Data entries:
┄┄┄┄┄┄┄┄┄┄

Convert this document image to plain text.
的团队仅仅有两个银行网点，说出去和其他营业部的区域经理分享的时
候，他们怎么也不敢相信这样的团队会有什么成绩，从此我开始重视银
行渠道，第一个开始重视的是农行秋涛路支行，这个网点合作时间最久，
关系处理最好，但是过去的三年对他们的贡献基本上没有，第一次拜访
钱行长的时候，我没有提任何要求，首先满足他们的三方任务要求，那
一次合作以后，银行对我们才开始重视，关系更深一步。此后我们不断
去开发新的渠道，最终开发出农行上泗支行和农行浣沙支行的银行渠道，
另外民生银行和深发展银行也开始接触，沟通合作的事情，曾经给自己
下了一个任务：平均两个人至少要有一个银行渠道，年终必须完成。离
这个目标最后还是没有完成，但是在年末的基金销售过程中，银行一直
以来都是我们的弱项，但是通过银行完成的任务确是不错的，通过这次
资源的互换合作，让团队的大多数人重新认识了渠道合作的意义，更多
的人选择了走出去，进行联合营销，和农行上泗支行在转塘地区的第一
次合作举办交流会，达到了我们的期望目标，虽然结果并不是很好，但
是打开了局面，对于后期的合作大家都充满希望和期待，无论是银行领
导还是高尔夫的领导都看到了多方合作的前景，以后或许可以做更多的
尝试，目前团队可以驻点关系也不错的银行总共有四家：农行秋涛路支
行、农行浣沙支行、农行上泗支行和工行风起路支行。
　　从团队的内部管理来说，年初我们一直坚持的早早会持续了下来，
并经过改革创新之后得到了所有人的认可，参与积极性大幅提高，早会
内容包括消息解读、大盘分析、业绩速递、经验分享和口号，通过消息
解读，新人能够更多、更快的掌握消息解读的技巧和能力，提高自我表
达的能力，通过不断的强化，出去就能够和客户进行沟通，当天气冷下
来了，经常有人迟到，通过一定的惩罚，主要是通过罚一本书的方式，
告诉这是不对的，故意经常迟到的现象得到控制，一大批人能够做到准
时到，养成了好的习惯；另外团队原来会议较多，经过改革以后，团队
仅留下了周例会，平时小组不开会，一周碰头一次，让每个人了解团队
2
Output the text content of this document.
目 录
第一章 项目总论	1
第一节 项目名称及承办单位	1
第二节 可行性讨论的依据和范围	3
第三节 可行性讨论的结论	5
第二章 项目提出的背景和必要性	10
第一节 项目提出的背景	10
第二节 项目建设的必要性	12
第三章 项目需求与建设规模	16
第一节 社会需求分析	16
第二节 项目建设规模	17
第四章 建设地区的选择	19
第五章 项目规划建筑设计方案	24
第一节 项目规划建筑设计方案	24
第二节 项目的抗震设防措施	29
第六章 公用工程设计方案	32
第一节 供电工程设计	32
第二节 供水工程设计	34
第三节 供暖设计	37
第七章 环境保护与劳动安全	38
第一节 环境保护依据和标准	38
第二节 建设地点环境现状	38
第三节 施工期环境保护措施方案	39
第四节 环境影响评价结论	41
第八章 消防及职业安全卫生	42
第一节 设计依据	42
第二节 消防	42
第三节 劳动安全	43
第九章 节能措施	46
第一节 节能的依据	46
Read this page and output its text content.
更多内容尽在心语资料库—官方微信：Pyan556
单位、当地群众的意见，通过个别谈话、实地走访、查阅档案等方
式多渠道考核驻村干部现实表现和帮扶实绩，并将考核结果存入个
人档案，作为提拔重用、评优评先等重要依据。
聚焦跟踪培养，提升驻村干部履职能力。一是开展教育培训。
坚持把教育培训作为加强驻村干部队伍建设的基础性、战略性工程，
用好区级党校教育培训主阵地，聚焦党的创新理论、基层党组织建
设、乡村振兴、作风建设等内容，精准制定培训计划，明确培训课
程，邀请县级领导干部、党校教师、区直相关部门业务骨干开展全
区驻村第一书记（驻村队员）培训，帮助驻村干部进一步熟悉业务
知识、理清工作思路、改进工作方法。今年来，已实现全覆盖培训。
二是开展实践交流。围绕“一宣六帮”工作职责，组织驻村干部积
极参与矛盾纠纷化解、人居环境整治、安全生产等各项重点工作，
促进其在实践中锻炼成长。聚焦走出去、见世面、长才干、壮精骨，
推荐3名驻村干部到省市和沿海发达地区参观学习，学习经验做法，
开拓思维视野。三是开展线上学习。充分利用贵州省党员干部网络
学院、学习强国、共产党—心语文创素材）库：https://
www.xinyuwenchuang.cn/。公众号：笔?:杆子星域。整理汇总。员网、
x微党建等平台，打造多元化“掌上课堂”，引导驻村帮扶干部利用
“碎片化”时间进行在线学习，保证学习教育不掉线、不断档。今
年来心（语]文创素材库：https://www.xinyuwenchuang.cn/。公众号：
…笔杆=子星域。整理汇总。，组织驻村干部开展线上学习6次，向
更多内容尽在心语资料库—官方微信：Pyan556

┄┄┄┄┄┄┄┄┄┄

◆ Requirements
Extract each line holding the word "this" from the records.

◆ Final result
Convert this document image to plain text.
Output the text content of this document.
Read this page and output its text content.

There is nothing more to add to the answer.